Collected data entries
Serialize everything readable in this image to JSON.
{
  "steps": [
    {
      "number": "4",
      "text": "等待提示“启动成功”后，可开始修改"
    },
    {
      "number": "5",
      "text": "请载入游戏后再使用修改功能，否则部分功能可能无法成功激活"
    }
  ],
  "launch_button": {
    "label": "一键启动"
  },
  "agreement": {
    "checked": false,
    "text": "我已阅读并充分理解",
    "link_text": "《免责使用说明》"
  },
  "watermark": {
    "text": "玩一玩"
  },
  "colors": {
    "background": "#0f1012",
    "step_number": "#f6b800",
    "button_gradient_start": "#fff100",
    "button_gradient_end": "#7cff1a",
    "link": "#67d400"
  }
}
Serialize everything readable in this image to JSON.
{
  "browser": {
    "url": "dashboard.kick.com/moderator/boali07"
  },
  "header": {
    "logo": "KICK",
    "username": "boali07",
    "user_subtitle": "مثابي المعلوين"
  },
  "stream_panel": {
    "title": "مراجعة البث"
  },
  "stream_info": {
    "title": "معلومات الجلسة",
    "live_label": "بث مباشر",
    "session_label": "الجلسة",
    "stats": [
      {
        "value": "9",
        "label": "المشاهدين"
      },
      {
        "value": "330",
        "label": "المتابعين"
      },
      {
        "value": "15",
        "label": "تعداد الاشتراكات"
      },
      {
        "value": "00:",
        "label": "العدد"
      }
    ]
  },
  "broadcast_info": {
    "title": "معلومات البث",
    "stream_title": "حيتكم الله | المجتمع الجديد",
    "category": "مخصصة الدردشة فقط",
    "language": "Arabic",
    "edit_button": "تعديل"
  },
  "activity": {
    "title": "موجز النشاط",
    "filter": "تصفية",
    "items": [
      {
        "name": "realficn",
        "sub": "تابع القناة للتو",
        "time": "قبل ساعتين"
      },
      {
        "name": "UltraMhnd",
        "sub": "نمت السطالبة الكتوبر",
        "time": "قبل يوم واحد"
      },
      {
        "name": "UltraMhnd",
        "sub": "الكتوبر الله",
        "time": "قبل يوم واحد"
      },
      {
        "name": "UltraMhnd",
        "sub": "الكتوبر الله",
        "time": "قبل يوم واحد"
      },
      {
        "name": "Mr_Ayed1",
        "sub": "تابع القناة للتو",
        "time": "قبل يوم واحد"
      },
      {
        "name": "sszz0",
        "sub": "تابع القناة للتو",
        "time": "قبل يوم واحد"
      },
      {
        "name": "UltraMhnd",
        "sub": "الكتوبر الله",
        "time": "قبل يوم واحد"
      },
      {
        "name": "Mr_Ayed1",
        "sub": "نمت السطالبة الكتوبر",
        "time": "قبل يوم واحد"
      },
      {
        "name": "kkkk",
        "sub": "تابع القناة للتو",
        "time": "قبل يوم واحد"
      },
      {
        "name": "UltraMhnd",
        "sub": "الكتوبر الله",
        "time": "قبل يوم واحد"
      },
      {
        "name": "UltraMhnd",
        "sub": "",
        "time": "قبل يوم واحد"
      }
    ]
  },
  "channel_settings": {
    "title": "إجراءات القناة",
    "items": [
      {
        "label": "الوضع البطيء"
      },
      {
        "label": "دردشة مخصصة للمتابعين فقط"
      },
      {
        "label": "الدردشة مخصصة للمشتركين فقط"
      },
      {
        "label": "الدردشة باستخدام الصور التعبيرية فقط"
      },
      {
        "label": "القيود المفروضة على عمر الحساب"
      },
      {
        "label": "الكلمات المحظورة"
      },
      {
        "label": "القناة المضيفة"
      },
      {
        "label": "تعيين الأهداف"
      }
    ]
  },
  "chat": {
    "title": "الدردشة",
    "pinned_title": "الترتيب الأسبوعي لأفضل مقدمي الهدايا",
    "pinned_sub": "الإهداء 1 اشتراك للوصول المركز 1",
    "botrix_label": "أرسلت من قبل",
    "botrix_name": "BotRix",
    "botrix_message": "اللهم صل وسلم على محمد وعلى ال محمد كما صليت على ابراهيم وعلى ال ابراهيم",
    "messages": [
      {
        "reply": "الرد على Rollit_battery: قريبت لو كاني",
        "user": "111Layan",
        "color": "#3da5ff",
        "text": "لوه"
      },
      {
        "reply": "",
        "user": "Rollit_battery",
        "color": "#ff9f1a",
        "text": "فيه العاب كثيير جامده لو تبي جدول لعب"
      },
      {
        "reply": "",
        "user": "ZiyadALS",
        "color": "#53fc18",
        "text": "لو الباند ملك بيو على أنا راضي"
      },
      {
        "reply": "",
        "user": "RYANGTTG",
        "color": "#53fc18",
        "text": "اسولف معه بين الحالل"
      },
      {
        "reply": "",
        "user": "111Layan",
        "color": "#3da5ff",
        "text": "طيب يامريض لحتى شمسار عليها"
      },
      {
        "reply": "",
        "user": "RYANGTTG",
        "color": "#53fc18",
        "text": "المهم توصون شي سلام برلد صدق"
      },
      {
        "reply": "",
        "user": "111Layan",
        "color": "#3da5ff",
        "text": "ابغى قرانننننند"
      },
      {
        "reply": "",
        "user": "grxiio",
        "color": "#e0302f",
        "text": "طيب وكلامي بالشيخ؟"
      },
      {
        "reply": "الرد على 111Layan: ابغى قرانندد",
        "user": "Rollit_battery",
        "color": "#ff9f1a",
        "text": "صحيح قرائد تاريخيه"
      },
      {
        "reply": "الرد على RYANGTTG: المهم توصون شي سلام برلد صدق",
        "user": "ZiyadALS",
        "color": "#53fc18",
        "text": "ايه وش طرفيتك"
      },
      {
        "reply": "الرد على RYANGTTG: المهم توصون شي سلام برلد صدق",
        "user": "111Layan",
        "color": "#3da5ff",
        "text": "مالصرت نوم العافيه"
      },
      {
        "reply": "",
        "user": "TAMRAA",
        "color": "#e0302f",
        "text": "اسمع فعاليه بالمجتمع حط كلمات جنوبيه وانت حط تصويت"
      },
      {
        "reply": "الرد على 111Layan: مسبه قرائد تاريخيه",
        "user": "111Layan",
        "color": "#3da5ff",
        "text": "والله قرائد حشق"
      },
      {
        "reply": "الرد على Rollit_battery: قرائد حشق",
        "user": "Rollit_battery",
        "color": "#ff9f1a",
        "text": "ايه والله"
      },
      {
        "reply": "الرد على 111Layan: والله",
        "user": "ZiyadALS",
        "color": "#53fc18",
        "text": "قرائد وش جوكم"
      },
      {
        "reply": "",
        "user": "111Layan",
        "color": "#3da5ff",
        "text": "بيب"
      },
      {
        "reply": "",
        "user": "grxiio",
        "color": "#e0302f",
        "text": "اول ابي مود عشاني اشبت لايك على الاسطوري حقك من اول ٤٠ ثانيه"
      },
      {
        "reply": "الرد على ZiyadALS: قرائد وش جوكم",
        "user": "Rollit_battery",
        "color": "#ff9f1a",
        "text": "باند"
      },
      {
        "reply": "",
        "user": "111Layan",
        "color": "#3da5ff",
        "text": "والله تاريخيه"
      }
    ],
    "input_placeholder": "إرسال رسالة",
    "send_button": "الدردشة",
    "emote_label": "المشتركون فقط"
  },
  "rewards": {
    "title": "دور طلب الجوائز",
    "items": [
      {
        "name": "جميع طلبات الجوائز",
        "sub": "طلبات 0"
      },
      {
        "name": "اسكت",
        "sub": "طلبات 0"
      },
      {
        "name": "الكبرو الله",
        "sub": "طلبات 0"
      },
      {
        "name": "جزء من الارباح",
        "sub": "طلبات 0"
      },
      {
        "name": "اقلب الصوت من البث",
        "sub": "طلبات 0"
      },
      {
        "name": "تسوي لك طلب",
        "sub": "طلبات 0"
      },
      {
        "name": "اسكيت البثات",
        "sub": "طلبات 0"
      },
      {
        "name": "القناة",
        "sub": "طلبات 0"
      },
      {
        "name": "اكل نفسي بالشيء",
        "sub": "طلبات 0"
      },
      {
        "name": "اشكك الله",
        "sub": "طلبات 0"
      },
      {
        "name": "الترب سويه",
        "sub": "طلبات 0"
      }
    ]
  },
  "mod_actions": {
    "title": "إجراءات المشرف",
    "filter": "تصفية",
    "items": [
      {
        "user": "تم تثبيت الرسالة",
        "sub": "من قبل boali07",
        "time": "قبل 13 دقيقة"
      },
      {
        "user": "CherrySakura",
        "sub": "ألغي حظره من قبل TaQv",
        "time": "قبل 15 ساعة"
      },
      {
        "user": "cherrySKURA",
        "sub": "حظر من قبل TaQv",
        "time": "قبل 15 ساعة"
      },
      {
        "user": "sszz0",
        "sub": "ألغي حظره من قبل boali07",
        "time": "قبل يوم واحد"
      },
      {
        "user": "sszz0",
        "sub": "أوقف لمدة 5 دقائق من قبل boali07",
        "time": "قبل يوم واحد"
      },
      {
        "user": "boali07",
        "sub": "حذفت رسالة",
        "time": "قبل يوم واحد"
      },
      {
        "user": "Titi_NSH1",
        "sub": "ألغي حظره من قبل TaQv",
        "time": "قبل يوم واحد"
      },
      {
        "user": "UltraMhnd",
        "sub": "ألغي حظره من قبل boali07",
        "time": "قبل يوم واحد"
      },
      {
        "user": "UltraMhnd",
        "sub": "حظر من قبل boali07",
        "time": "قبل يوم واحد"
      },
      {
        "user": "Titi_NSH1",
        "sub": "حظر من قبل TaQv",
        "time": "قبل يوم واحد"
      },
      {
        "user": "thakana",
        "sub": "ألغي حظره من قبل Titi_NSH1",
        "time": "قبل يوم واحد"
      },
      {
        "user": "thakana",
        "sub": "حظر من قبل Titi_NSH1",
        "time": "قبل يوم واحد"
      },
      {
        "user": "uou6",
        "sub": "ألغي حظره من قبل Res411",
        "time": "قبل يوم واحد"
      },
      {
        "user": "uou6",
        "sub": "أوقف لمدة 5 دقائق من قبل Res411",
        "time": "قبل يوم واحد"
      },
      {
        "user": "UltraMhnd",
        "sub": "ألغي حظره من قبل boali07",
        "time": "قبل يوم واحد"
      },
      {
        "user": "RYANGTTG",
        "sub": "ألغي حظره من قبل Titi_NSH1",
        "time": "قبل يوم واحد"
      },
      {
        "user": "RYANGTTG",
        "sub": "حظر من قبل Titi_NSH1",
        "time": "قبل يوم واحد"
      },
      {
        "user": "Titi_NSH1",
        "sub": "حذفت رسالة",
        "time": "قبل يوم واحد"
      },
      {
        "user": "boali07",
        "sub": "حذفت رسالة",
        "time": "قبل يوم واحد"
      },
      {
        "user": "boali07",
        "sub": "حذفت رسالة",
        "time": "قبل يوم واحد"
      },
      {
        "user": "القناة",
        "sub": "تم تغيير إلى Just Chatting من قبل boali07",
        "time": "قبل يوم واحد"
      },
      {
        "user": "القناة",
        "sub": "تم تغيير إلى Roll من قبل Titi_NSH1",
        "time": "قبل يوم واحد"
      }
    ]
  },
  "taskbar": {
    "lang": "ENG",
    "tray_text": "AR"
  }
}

## Problem statement
From the data above, work out how many lines hold "دقائق". Answer with the number alone.

## Result of this task
2